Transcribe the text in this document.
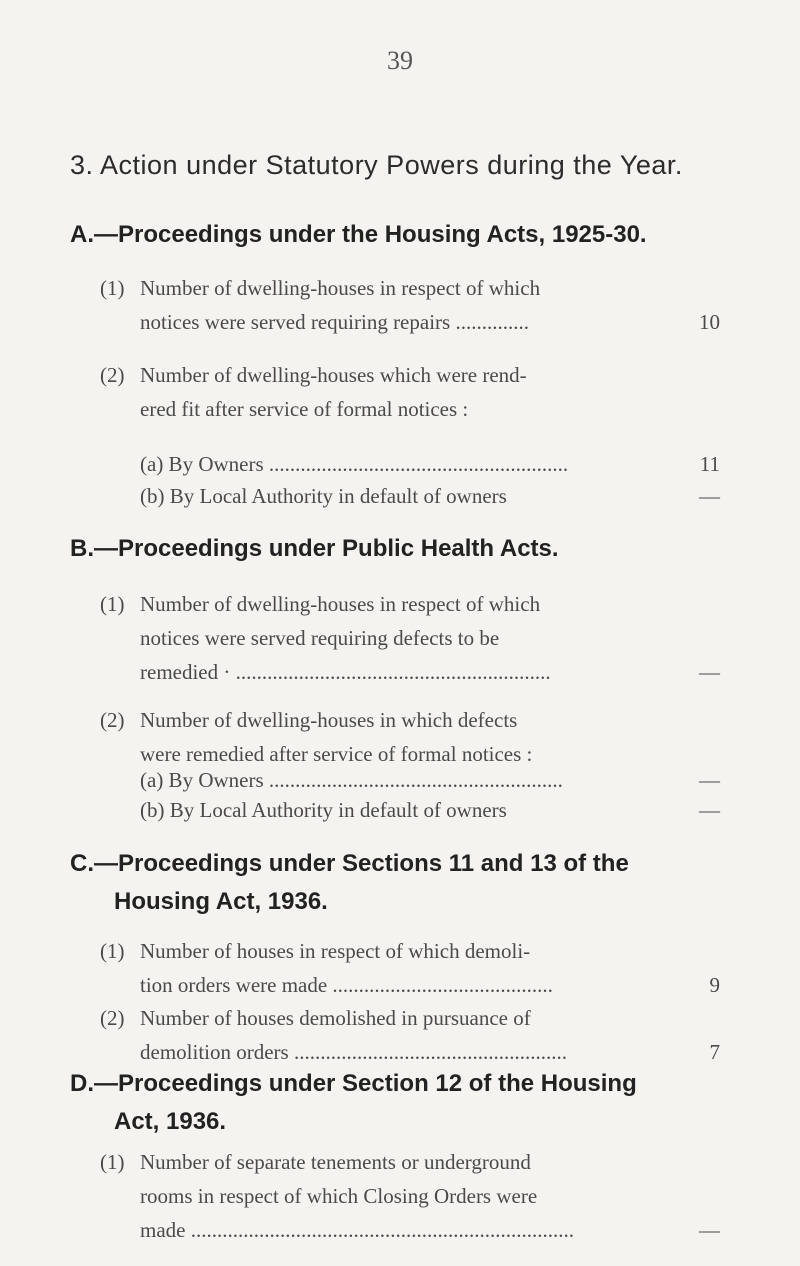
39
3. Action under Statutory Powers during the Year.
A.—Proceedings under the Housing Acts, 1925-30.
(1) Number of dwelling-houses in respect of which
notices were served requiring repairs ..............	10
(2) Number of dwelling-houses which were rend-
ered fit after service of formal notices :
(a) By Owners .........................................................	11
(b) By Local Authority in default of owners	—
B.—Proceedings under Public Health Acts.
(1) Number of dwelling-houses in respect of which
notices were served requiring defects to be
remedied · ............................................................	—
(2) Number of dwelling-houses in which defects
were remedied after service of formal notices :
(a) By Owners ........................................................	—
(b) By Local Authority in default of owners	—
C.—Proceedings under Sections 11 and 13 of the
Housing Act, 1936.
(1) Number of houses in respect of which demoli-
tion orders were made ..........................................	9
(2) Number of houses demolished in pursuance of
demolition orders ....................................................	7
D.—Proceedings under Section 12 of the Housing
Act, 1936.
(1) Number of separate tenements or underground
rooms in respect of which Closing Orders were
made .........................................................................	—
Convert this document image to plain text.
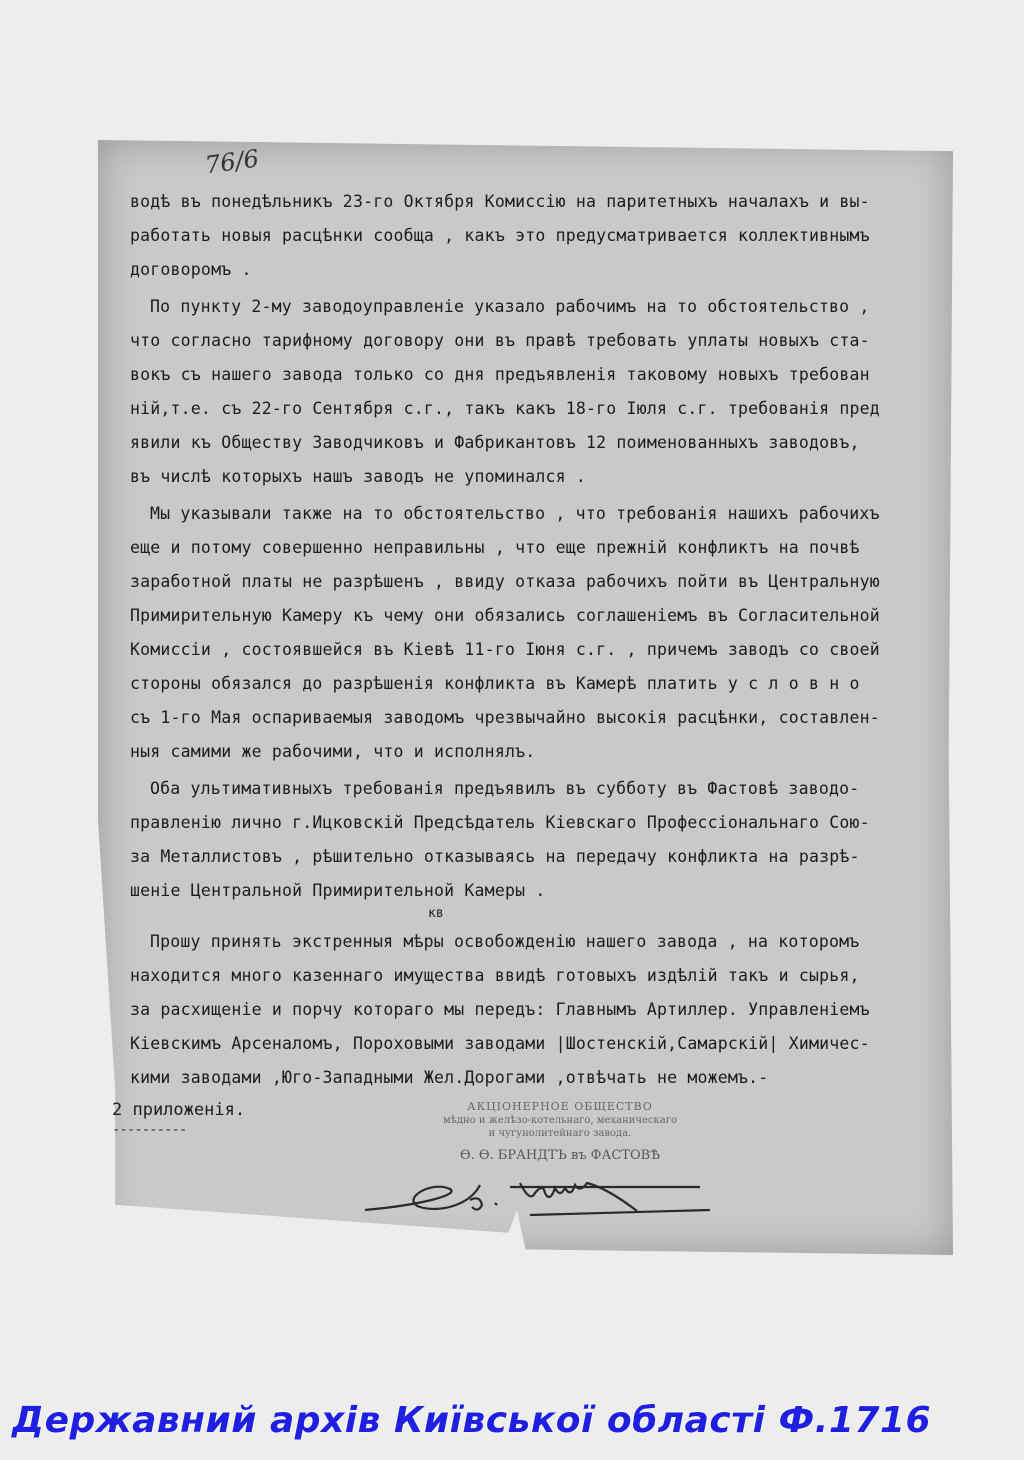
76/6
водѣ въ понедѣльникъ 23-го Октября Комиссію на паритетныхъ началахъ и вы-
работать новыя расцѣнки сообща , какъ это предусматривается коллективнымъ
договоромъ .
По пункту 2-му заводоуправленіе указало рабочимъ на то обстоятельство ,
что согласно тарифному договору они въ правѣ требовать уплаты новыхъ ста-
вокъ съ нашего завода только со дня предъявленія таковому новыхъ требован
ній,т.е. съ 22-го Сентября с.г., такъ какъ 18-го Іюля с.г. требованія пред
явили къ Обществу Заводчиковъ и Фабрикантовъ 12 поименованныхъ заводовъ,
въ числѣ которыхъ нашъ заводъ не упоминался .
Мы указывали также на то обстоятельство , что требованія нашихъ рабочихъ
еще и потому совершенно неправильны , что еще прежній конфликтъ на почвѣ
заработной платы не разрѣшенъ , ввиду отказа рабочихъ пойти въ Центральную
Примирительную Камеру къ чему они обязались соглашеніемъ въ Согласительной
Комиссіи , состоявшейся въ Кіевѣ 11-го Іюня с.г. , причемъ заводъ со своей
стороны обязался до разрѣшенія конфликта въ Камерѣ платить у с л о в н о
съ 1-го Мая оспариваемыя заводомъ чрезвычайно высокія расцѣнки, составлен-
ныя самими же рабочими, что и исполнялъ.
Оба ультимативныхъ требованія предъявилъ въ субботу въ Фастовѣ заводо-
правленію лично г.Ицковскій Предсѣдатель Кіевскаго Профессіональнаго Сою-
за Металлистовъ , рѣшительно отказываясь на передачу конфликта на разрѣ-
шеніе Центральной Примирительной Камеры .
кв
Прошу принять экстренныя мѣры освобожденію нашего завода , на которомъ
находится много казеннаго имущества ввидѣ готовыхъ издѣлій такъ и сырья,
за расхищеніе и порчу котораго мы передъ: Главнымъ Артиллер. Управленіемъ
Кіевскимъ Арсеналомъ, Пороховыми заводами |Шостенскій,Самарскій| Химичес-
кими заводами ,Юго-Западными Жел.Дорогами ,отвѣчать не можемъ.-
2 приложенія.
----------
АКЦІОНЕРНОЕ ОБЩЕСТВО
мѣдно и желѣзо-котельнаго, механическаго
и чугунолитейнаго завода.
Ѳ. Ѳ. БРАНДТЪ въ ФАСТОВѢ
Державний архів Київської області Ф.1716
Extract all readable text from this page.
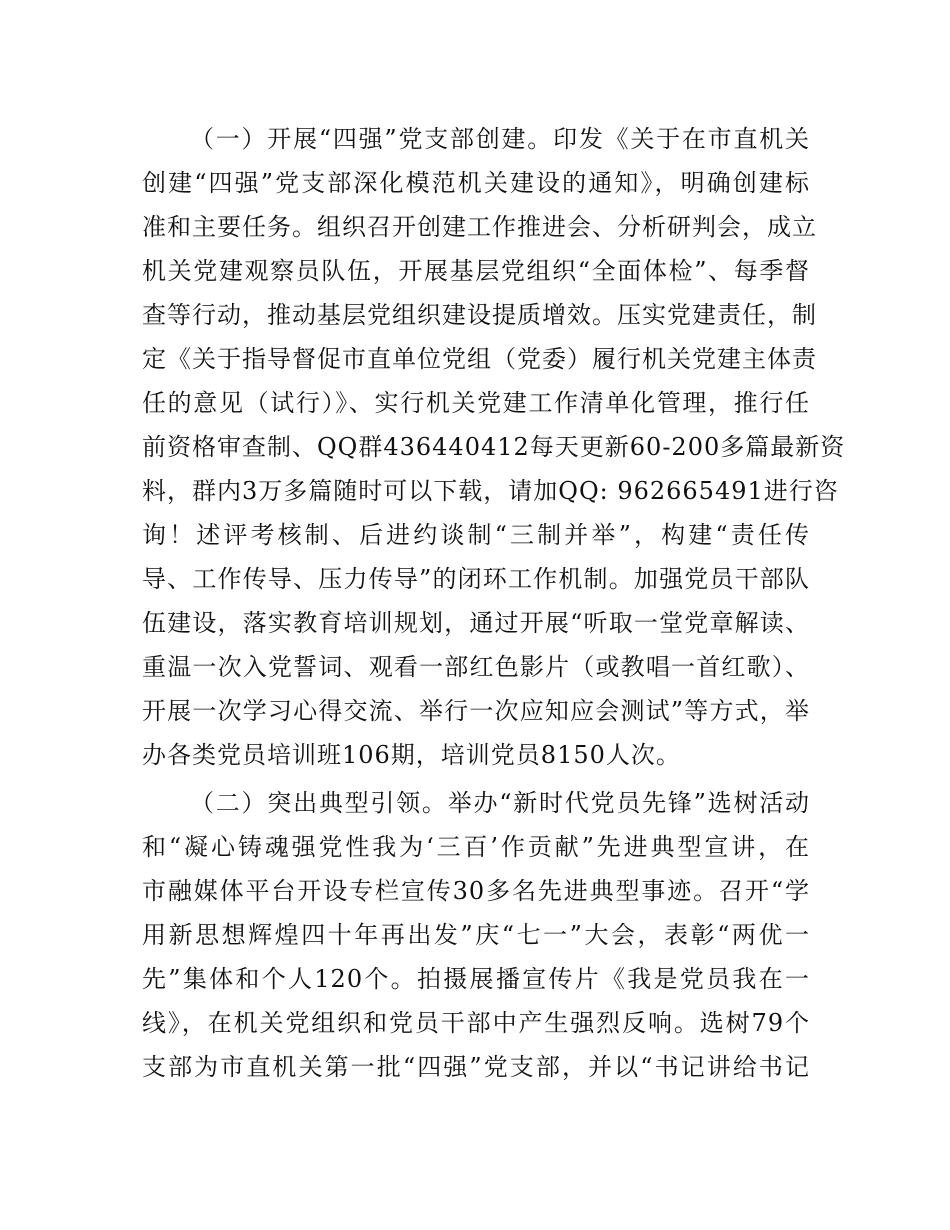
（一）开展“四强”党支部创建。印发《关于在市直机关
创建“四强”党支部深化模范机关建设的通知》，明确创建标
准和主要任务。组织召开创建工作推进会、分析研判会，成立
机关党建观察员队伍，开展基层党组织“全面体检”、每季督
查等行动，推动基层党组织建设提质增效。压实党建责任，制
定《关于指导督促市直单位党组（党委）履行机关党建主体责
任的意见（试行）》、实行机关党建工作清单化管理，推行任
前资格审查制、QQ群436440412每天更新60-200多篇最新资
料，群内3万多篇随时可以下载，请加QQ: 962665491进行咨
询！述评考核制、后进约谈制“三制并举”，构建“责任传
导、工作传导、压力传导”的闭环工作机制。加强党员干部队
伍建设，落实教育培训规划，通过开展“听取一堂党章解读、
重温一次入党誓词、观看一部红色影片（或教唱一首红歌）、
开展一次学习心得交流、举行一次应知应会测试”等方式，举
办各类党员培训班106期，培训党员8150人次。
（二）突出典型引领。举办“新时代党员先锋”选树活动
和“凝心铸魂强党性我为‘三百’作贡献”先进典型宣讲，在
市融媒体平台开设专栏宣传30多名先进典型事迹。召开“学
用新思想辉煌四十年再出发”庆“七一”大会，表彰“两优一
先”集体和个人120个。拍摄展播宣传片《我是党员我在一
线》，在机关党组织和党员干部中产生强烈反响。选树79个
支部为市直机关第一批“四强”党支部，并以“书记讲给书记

Written exercise - From the listing, copy every line where the string "defects" appears.

Solution to this task -
notices were served requiring defects to be
(2) Number of dwelling-houses in which defects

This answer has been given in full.